[What is expected] Write out each line in which the string "Incremento" is present.

[Given data]
# # # # # # #
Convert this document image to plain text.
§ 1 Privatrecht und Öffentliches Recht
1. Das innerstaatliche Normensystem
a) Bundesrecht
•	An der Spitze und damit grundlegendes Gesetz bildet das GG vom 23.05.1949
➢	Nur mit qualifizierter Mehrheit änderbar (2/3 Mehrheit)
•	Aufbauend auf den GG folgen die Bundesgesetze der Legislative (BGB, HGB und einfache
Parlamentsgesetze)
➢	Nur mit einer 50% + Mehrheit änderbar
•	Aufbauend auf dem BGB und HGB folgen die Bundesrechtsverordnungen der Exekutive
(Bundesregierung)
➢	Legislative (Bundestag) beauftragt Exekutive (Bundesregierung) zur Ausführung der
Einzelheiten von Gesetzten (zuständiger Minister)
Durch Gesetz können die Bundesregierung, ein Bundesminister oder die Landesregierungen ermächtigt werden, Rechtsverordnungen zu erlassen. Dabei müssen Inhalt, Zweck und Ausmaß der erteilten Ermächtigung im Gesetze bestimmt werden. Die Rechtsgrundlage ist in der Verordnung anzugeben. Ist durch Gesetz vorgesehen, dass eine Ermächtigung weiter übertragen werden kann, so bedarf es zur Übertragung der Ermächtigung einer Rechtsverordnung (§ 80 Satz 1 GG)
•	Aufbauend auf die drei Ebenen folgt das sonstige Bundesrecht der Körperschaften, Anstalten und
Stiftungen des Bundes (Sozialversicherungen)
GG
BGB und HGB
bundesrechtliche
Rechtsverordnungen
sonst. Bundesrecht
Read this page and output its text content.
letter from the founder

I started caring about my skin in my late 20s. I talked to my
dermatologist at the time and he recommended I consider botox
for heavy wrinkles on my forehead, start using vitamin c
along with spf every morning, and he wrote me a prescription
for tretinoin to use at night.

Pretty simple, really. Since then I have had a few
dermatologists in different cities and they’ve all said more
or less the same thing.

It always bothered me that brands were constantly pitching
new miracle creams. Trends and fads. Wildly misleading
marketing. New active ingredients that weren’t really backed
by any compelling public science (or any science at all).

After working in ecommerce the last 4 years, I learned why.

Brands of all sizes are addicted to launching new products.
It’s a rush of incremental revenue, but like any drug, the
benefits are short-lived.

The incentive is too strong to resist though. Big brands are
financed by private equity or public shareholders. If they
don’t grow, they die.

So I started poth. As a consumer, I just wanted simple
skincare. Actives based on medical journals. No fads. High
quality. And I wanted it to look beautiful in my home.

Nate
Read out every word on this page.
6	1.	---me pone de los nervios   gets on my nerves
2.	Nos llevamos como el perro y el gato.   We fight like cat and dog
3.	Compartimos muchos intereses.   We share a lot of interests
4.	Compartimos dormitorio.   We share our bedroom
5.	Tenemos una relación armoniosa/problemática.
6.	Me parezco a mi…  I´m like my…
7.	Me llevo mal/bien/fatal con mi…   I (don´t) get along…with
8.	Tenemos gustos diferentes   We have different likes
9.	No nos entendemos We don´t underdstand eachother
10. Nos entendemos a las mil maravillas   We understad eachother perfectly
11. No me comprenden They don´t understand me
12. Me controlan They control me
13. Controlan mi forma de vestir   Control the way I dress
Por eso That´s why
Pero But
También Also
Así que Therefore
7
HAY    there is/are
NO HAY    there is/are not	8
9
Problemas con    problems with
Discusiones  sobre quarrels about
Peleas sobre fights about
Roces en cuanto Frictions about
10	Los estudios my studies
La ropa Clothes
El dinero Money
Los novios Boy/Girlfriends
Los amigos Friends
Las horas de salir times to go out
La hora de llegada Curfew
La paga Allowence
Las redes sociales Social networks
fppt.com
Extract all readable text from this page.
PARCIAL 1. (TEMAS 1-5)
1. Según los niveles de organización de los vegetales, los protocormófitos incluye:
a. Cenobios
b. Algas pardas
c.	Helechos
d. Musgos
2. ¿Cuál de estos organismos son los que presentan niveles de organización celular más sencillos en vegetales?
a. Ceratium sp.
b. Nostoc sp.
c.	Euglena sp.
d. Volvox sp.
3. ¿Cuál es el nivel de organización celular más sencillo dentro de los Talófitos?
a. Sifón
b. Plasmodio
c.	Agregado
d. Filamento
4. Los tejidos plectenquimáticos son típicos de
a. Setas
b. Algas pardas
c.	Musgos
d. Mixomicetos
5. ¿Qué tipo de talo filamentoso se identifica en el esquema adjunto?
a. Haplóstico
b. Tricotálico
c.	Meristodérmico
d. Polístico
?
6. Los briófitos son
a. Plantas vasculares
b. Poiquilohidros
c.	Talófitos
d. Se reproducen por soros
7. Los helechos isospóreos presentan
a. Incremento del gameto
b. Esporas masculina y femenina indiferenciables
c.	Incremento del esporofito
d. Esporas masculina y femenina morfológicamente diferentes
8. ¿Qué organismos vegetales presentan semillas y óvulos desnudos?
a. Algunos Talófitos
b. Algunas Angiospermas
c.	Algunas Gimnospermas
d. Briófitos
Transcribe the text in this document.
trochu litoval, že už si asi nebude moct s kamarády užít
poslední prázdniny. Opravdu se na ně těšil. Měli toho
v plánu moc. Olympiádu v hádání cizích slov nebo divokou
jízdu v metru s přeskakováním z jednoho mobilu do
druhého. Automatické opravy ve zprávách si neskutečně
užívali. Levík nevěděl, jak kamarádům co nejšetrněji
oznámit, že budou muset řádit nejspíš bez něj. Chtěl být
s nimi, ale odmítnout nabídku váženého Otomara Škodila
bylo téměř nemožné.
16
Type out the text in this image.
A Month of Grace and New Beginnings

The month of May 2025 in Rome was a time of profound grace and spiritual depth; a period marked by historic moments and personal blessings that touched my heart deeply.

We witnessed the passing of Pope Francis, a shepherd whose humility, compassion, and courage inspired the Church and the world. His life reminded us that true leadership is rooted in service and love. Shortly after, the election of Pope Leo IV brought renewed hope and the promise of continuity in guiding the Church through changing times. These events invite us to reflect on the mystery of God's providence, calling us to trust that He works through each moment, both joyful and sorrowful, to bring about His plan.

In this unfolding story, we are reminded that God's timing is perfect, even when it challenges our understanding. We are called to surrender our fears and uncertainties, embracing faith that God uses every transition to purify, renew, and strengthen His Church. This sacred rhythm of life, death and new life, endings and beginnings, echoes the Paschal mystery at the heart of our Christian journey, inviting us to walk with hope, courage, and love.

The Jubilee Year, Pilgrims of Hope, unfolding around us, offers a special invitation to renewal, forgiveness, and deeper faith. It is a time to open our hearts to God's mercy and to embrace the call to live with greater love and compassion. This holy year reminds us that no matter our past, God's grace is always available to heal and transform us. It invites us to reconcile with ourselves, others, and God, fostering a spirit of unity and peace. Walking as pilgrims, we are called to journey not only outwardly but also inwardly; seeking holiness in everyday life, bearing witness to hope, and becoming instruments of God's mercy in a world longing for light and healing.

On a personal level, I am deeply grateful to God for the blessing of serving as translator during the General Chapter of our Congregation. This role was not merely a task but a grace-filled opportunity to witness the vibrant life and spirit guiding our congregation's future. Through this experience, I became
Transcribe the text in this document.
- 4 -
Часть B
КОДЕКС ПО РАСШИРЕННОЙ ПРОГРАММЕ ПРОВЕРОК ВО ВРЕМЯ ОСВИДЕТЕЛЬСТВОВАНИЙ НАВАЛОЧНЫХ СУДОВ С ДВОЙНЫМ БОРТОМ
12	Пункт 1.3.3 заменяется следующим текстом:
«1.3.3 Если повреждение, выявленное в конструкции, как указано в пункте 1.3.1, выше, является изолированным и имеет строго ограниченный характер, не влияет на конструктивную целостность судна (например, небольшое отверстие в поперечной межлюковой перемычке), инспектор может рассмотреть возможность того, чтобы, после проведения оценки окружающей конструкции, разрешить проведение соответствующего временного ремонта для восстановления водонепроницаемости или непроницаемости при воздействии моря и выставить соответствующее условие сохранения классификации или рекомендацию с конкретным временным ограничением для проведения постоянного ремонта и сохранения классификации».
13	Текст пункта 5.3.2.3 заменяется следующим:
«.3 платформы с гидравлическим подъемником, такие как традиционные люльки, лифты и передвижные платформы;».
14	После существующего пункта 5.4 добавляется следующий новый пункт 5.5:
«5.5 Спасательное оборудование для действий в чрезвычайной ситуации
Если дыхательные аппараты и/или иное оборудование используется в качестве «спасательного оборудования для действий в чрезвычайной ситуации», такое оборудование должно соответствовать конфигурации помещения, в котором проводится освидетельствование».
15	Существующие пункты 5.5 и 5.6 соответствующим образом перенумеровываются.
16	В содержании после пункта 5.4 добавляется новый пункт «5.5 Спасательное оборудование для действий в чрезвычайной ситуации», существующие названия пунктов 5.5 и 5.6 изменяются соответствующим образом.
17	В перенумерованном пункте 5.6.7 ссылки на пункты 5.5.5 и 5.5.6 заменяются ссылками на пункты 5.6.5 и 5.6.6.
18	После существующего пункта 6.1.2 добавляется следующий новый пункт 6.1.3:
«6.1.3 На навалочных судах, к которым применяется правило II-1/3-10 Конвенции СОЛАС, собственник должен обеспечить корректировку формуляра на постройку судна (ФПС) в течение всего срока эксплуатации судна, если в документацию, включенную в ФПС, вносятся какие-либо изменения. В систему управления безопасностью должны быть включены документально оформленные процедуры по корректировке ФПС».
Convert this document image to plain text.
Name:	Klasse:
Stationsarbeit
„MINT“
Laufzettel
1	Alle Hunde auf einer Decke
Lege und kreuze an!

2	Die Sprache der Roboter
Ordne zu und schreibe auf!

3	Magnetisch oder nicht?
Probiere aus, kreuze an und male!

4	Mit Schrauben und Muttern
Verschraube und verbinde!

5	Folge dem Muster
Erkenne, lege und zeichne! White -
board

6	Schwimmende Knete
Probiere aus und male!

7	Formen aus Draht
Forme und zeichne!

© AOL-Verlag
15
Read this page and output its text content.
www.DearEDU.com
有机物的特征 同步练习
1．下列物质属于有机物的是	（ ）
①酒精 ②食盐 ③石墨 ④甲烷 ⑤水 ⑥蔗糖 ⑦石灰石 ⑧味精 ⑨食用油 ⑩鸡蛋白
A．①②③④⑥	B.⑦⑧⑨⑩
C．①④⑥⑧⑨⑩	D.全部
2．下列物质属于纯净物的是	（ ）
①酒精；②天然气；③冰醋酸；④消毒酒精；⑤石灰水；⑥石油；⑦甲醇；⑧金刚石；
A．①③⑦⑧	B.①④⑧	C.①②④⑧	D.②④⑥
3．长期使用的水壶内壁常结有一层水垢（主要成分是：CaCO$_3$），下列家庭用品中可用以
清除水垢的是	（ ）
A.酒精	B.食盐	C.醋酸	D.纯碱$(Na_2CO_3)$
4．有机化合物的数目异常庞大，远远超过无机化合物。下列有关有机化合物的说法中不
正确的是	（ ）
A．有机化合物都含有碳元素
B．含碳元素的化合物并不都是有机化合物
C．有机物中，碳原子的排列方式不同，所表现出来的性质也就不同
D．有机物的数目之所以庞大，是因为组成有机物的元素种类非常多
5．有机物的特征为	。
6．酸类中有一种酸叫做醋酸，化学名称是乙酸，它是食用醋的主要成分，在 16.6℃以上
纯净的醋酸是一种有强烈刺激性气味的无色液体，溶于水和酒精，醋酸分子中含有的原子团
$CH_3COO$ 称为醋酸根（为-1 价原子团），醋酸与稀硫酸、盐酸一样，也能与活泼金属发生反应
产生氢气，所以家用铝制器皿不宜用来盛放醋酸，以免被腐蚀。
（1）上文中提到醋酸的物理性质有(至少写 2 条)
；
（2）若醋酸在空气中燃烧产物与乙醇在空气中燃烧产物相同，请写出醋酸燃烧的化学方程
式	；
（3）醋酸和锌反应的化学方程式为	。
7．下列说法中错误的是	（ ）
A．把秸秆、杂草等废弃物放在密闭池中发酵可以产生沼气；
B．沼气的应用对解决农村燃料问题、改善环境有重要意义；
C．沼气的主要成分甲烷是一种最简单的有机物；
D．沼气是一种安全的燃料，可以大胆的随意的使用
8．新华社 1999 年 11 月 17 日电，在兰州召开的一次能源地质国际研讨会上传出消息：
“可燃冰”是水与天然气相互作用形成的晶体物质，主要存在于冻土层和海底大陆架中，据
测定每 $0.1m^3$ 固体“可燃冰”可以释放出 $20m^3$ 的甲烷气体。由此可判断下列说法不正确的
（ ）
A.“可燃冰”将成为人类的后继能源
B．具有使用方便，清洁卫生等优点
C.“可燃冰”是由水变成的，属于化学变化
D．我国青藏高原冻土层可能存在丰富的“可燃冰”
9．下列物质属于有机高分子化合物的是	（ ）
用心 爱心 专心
# # # # # # #
[Task result]
a. Incremento del gameto
c.	Incremento del esporofito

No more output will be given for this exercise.